Task inputs >>

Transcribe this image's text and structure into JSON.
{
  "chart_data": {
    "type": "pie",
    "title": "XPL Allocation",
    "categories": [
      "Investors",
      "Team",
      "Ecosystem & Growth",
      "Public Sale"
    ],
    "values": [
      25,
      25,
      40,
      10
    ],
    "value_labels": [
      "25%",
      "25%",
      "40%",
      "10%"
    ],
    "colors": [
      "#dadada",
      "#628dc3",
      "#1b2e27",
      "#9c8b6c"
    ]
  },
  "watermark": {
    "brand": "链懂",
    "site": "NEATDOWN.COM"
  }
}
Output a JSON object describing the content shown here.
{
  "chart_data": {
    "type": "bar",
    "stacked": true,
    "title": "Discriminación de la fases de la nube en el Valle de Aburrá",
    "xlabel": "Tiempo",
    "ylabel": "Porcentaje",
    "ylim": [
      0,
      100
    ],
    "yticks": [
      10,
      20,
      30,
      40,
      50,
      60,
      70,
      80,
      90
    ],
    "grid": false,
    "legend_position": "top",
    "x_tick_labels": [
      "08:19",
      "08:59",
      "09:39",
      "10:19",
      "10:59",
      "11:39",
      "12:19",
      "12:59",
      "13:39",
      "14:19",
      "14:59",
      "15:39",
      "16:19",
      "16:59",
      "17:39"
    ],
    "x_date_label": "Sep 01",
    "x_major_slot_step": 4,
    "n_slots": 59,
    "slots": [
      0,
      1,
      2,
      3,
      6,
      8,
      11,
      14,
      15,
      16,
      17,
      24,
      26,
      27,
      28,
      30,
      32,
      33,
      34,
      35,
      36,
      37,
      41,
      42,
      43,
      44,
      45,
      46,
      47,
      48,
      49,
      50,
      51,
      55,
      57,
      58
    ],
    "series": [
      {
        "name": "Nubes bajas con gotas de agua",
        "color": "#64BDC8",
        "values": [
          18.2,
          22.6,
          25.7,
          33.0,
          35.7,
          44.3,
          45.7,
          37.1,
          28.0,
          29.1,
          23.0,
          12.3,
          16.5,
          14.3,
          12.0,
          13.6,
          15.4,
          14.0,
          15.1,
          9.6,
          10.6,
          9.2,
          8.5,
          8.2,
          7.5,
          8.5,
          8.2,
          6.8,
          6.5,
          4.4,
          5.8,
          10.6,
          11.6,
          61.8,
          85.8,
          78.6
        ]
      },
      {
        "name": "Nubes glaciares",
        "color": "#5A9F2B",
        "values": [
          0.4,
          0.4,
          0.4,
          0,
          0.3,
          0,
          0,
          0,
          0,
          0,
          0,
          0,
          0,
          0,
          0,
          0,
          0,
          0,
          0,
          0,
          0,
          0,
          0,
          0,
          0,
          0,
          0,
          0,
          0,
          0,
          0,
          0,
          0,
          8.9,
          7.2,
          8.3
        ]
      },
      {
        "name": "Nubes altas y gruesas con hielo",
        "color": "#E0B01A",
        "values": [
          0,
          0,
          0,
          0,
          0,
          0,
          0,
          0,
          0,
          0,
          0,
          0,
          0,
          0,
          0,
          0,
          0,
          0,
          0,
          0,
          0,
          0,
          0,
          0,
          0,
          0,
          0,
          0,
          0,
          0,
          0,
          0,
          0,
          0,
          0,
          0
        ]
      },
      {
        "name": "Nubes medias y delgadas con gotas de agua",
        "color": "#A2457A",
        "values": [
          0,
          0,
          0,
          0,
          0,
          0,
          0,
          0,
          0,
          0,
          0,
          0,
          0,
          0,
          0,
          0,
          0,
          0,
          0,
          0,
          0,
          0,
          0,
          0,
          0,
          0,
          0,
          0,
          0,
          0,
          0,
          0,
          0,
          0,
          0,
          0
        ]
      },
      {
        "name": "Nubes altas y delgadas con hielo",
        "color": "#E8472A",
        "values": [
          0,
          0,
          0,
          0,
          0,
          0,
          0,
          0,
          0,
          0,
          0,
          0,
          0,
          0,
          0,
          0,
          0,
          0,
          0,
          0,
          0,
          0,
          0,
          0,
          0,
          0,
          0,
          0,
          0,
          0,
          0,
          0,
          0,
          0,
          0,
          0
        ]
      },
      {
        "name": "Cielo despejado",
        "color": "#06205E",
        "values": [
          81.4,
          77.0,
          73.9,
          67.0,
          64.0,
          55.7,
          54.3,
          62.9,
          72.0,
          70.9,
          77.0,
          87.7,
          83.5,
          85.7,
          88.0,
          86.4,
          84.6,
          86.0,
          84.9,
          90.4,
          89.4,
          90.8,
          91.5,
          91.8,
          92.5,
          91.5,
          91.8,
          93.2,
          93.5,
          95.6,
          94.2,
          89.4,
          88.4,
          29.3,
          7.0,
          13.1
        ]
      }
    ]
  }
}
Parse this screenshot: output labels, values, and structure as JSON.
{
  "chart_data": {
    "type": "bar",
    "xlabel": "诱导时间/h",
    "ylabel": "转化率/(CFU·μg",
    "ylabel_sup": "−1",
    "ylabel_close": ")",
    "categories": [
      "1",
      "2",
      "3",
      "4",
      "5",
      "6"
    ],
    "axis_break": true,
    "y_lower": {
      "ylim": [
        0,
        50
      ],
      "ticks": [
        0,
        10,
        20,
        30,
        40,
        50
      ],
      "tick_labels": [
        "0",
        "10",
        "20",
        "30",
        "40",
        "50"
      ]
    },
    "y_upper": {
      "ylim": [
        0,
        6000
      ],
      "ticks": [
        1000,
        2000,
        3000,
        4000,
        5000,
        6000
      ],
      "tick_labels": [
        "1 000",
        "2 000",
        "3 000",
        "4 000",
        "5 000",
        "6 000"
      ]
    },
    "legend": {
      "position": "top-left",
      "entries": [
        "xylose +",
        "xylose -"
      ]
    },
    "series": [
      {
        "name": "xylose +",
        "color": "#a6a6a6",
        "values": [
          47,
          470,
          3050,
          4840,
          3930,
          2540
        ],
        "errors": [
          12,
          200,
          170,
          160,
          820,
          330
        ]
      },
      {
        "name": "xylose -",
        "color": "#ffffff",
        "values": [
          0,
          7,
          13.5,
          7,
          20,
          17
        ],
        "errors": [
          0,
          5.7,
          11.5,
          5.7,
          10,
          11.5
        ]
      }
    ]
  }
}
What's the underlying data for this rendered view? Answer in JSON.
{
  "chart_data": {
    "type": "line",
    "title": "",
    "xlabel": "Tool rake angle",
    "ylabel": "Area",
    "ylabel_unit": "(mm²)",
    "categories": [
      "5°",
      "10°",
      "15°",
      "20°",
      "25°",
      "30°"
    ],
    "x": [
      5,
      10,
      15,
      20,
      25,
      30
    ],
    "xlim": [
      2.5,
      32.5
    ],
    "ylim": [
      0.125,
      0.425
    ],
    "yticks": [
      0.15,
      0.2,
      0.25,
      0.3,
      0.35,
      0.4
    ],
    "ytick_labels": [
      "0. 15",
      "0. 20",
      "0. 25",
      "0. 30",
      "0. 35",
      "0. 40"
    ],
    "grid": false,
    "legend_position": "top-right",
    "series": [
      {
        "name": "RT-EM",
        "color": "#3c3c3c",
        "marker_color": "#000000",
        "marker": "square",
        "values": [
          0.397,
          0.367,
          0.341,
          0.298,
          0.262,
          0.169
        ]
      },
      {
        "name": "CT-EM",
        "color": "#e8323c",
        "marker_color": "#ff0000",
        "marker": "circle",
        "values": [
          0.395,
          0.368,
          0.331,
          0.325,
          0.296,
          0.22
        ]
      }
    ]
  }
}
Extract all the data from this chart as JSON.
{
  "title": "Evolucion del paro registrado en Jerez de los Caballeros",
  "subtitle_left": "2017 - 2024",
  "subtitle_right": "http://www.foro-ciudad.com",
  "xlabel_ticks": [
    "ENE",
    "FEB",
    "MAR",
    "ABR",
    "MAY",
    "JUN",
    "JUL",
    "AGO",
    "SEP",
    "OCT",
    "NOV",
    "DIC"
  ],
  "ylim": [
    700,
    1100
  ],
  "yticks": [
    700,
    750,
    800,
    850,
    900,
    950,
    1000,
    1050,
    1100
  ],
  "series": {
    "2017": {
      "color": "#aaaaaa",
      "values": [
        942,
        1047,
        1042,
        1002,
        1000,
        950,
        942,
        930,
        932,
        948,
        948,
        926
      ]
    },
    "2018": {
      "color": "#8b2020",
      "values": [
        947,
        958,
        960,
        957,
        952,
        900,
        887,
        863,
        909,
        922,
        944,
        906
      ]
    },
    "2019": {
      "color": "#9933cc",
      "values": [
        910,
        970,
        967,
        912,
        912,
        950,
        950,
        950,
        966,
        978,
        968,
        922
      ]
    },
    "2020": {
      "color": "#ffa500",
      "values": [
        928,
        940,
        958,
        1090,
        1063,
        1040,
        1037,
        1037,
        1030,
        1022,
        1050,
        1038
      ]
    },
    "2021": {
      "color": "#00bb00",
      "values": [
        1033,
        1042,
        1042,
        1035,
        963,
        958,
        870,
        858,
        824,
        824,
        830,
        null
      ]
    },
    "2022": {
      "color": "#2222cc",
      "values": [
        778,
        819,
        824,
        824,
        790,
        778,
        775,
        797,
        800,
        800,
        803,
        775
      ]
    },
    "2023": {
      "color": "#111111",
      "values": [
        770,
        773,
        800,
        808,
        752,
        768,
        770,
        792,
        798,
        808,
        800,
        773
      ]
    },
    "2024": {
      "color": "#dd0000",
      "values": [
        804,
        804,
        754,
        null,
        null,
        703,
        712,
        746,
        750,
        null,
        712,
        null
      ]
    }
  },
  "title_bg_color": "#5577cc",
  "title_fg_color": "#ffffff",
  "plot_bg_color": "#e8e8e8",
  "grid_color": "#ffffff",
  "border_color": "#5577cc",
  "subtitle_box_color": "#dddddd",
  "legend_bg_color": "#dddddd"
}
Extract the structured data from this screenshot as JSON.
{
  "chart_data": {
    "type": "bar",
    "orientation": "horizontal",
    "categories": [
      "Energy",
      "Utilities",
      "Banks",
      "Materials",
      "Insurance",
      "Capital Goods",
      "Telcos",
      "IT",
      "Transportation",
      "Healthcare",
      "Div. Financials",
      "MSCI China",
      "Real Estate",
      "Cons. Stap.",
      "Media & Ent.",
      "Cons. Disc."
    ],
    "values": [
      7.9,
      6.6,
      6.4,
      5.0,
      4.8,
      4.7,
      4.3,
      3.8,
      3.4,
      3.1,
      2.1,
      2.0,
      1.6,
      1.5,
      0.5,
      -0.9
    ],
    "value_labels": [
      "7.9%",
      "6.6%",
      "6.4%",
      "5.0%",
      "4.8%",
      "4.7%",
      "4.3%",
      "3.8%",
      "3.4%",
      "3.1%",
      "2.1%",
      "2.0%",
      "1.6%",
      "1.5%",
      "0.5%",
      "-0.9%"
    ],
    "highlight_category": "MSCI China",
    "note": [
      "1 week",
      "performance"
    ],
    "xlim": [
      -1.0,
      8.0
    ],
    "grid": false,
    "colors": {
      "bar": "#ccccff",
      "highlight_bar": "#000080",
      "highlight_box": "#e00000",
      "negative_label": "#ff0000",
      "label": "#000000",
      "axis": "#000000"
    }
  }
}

Task details >> Print only the lines from the one with "Extract the structured" to the end of the records, both included.

Task solution >>
Extract the structured data from this screenshot as JSON.
{
  "chart_data": {
    "type": "bar",
    "orientation": "horizontal",
    "categories": [
      "Energy",
      "Utilities",
      "Banks",
      "Materials",
      "Insurance",
      "Capital Goods",
      "Telcos",
      "IT",
      "Transportation",
      "Healthcare",
      "Div. Financials",
      "MSCI China",
      "Real Estate",
      "Cons. Stap.",
      "Media & Ent.",
      "Cons. Disc."
    ],
    "values": [
      7.9,
      6.6,
      6.4,
      5.0,
      4.8,
      4.7,
      4.3,
      3.8,
      3.4,
      3.1,
      2.1,
      2.0,
      1.6,
      1.5,
      0.5,
      -0.9
    ],
    "value_labels": [
      "7.9%",
      "6.6%",
      "6.4%",
      "5.0%",
      "4.8%",
      "4.7%",
      "4.3%",
      "3.8%",
      "3.4%",
      "3.1%",
      "2.1%",
      "2.0%",
      "1.6%",
      "1.5%",
      "0.5%",
      "-0.9%"
    ],
    "highlight_category": "MSCI China",
    "note": [
      "1 week",
      "performance"
    ],
    "xlim": [
      -1.0,
      8.0
    ],
    "grid": false,
    "colors": {
      "bar": "#ccccff",
      "highlight_bar": "#000080",
      "highlight_box": "#e00000",
      "negative_label": "#ff0000",
      "label": "#000000",
      "axis": "#000000"
    }
  }
}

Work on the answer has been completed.